▶ Stated task
Write out every entry, unchanged. Skip any picture.

==================================================

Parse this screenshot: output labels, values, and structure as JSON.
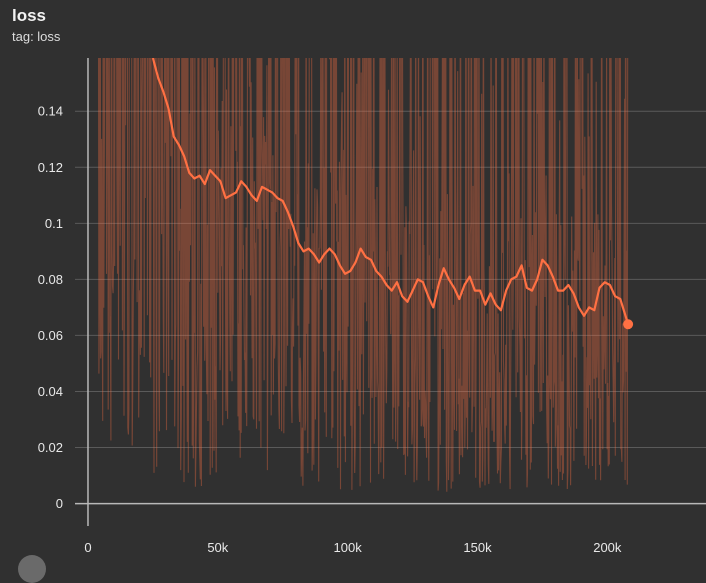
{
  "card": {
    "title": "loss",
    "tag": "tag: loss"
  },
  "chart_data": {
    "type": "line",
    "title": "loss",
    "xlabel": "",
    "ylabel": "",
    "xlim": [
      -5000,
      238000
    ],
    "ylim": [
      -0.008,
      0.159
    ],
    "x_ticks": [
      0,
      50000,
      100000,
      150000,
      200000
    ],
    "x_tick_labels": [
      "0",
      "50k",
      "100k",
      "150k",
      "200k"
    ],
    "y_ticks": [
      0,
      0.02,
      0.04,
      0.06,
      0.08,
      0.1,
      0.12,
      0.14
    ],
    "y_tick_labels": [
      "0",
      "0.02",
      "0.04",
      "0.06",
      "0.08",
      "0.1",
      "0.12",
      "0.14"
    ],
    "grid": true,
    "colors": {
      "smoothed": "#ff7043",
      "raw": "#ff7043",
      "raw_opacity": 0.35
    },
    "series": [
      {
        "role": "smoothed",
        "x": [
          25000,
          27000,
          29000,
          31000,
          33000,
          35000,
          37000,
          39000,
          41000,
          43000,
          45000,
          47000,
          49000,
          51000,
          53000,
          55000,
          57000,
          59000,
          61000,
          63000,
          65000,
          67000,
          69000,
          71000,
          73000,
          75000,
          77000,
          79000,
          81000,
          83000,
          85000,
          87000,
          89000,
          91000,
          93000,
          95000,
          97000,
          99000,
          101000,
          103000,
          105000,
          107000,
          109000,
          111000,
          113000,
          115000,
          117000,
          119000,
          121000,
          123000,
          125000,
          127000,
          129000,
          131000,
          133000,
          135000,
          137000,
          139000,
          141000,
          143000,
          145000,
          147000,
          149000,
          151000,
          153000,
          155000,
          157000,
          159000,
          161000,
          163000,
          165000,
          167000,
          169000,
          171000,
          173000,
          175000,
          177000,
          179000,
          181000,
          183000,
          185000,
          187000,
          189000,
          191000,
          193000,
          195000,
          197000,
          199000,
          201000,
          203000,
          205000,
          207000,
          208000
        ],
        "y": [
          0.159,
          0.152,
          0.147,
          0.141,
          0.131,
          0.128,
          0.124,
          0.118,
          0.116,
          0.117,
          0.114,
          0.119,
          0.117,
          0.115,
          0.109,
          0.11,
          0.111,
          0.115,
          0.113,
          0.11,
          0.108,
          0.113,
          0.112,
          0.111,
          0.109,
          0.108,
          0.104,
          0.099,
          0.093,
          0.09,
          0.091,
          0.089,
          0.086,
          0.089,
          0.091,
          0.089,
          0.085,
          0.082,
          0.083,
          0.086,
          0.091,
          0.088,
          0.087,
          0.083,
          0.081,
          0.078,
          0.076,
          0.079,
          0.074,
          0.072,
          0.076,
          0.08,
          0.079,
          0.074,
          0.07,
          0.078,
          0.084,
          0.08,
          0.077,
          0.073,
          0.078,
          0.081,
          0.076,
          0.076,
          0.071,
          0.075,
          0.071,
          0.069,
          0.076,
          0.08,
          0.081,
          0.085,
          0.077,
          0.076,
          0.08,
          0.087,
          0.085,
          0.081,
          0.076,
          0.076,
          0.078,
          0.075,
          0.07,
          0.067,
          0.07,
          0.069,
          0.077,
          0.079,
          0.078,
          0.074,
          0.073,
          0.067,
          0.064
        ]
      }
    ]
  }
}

==================================================

▶ Solution to this exercise
Parse this screenshot: output labels, values, and structure as JSON.
{
  "card": {
    "title": "loss",
    "tag": "tag: loss"
  },
  "chart_data": {
    "type": "line",
    "title": "loss",
    "xlabel": "",
    "ylabel": "",
    "xlim": [
      -5000,
      238000
    ],
    "ylim": [
      -0.008,
      0.159
    ],
    "x_ticks": [
      0,
      50000,
      100000,
      150000,
      200000
    ],
    "x_tick_labels": [
      "0",
      "50k",
      "100k",
      "150k",
      "200k"
    ],
    "y_ticks": [
      0,
      0.02,
      0.04,
      0.06,
      0.08,
      0.1,
      0.12,
      0.14
    ],
    "y_tick_labels": [
      "0",
      "0.02",
      "0.04",
      "0.06",
      "0.08",
      "0.1",
      "0.12",
      "0.14"
    ],
    "grid": true,
    "colors": {
      "smoothed": "#ff7043",
      "raw": "#ff7043",
      "raw_opacity": 0.35
    },
    "series": [
      {
        "role": "smoothed",
        "x": [
          25000,
          27000,
          29000,
          31000,
          33000,
          35000,
          37000,
          39000,
          41000,
          43000,
          45000,
          47000,
          49000,
          51000,
          53000,
          55000,
          57000,
          59000,
          61000,
          63000,
          65000,
          67000,
          69000,
          71000,
          73000,
          75000,
          77000,
          79000,
          81000,
          83000,
          85000,
          87000,
          89000,
          91000,
          93000,
          95000,
          97000,
          99000,
          101000,
          103000,
          105000,
          107000,
          109000,
          111000,
          113000,
          115000,
          117000,
          119000,
          121000,
          123000,
          125000,
          127000,
          129000,
          131000,
          133000,
          135000,
          137000,
          139000,
          141000,
          143000,
          145000,
          147000,
          149000,
          151000,
          153000,
          155000,
          157000,
          159000,
          161000,
          163000,
          165000,
          167000,
          169000,
          171000,
          173000,
          175000,
          177000,
          179000,
          181000,
          183000,
          185000,
          187000,
          189000,
          191000,
          193000,
          195000,
          197000,
          199000,
          201000,
          203000,
          205000,
          207000,
          208000
        ],
        "y": [
          0.159,
          0.152,
          0.147,
          0.141,
          0.131,
          0.128,
          0.124,
          0.118,
          0.116,
          0.117,
          0.114,
          0.119,
          0.117,
          0.115,
          0.109,
          0.11,
          0.111,
          0.115,
          0.113,
          0.11,
          0.108,
          0.113,
          0.112,
          0.111,
          0.109,
          0.108,
          0.104,
          0.099,
          0.093,
          0.09,
          0.091,
          0.089,
          0.086,
          0.089,
          0.091,
          0.089,
          0.085,
          0.082,
          0.083,
          0.086,
          0.091,
          0.088,
          0.087,
          0.083,
          0.081,
          0.078,
          0.076,
          0.079,
          0.074,
          0.072,
          0.076,
          0.08,
          0.079,
          0.074,
          0.07,
          0.078,
          0.084,
          0.08,
          0.077,
          0.073,
          0.078,
          0.081,
          0.076,
          0.076,
          0.071,
          0.075,
          0.071,
          0.069,
          0.076,
          0.08,
          0.081,
          0.085,
          0.077,
          0.076,
          0.08,
          0.087,
          0.085,
          0.081,
          0.076,
          0.076,
          0.078,
          0.075,
          0.07,
          0.067,
          0.07,
          0.069,
          0.077,
          0.079,
          0.078,
          0.074,
          0.073,
          0.067,
          0.064
        ]
      }
    ]
  }
}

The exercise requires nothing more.